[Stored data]
>>>>>
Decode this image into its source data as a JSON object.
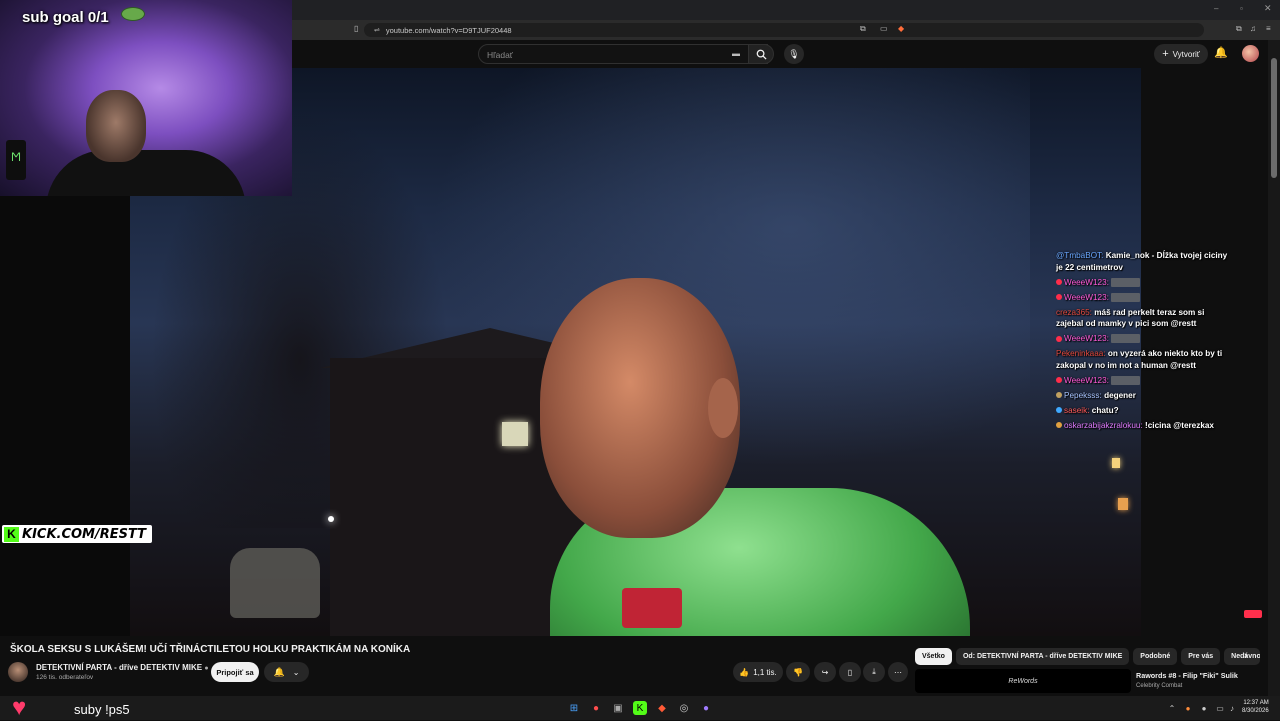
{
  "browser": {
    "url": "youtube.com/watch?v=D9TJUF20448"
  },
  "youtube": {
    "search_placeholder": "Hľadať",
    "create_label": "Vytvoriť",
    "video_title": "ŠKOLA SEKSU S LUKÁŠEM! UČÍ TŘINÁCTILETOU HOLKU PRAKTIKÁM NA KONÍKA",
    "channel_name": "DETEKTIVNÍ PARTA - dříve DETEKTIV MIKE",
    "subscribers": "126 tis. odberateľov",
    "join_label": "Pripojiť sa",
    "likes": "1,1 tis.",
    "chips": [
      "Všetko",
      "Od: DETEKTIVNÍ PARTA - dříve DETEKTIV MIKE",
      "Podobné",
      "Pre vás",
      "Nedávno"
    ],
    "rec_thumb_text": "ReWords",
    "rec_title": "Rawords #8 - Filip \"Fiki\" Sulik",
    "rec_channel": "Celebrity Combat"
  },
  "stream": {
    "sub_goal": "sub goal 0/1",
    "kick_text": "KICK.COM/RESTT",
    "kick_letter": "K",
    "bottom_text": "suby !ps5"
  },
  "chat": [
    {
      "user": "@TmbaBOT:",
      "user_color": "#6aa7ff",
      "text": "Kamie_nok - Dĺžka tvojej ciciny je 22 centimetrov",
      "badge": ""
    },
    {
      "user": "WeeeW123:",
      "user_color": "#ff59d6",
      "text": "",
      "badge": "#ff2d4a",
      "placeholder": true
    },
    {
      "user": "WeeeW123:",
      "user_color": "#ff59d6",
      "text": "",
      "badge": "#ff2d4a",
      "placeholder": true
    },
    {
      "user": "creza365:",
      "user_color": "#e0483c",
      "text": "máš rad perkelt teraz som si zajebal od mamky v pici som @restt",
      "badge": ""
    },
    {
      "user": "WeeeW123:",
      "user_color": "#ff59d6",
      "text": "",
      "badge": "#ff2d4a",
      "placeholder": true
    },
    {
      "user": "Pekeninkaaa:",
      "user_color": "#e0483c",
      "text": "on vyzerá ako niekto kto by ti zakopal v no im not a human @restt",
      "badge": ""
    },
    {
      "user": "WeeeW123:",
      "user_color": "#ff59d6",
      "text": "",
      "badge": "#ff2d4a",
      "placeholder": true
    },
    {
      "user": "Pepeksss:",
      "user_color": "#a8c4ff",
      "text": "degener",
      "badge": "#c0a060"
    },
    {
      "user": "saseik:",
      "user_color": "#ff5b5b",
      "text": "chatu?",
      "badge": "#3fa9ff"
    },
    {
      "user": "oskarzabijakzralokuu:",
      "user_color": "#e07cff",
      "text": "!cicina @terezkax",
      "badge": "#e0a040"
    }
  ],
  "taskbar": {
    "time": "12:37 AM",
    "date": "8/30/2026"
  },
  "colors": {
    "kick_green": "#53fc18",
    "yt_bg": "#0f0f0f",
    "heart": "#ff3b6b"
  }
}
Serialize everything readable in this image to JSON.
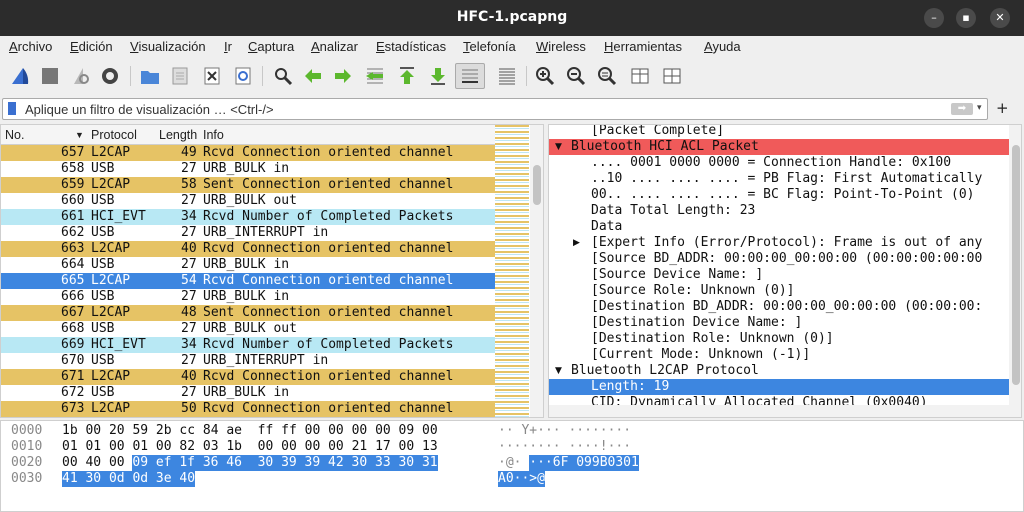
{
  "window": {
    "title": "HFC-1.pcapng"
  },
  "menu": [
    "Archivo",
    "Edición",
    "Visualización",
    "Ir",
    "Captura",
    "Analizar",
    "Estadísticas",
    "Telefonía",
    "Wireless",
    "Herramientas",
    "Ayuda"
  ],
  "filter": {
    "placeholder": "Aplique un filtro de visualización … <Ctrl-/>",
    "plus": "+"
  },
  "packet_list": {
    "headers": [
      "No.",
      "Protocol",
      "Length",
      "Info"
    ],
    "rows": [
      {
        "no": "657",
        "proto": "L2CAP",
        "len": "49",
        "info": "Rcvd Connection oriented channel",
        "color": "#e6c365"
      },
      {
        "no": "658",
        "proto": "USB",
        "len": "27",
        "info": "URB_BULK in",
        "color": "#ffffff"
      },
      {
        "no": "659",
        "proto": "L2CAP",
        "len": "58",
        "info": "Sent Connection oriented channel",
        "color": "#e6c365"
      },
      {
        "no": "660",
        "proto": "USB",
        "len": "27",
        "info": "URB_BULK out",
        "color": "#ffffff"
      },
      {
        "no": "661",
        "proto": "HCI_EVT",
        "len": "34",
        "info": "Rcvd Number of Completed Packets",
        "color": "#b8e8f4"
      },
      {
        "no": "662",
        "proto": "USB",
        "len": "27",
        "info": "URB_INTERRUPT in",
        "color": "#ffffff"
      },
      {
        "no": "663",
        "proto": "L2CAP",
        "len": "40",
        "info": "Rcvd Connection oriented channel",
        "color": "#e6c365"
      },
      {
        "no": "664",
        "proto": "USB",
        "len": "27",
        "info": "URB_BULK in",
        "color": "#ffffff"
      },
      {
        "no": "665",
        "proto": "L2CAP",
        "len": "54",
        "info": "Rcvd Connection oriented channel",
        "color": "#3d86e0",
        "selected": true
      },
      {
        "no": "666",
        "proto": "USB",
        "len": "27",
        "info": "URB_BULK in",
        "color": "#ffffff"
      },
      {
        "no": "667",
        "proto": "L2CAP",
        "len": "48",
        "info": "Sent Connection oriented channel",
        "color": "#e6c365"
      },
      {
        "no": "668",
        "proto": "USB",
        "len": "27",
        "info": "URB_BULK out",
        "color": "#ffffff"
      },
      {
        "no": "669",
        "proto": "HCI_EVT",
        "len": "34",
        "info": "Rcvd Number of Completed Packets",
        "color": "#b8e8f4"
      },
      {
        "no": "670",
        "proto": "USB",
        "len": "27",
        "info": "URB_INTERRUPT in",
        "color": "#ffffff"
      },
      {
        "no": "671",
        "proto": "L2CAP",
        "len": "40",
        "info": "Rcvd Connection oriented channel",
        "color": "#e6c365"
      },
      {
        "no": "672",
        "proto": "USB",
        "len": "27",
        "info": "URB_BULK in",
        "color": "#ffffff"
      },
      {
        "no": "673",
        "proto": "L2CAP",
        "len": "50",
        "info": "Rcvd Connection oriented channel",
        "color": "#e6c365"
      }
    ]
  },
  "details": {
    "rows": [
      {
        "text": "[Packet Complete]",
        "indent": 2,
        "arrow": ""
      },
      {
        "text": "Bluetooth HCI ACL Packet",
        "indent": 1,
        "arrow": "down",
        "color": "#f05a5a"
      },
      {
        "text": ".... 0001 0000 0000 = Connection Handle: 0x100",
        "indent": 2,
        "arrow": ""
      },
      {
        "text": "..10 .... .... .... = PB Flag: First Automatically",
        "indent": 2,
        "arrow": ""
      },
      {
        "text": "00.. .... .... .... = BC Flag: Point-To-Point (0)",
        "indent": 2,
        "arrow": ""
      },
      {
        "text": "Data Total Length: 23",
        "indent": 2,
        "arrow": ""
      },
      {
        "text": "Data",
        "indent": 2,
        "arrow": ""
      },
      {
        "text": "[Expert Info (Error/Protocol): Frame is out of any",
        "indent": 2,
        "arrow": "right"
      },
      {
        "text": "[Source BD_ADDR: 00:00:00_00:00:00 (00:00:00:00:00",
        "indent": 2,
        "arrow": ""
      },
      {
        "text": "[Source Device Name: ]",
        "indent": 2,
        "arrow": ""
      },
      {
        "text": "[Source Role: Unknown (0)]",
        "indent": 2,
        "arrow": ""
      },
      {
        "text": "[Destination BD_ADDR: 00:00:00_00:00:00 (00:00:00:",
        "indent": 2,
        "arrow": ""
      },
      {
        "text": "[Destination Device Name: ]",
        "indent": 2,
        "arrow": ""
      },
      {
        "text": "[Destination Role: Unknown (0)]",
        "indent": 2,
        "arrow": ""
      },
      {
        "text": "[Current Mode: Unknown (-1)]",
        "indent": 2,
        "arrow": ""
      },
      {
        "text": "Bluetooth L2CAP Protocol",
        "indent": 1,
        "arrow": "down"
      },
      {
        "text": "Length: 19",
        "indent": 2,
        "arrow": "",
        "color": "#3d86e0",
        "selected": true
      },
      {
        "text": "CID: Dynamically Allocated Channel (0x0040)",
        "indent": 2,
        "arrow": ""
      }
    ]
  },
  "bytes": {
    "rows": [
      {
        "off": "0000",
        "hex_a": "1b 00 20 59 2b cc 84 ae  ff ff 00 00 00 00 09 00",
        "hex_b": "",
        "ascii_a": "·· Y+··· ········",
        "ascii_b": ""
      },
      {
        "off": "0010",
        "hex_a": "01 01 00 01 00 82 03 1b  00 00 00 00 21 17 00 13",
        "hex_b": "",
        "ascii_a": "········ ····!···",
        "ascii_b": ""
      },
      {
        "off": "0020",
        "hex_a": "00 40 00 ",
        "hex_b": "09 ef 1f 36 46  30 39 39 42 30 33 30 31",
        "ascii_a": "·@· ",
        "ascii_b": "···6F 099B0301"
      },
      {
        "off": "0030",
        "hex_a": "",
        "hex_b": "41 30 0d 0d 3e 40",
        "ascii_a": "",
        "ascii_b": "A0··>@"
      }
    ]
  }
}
<<<<<
§ Short task: Go through the data above and find the lines with the word "DETEKTIVNÍ". Copy each of those lines.

§ Exercise solution:
    "channel_name": "DETEKTIVNÍ PARTA - dříve DETEKTIV MIKE",
      "Od: DETEKTIVNÍ PARTA - dříve DETEKTIV MIKE",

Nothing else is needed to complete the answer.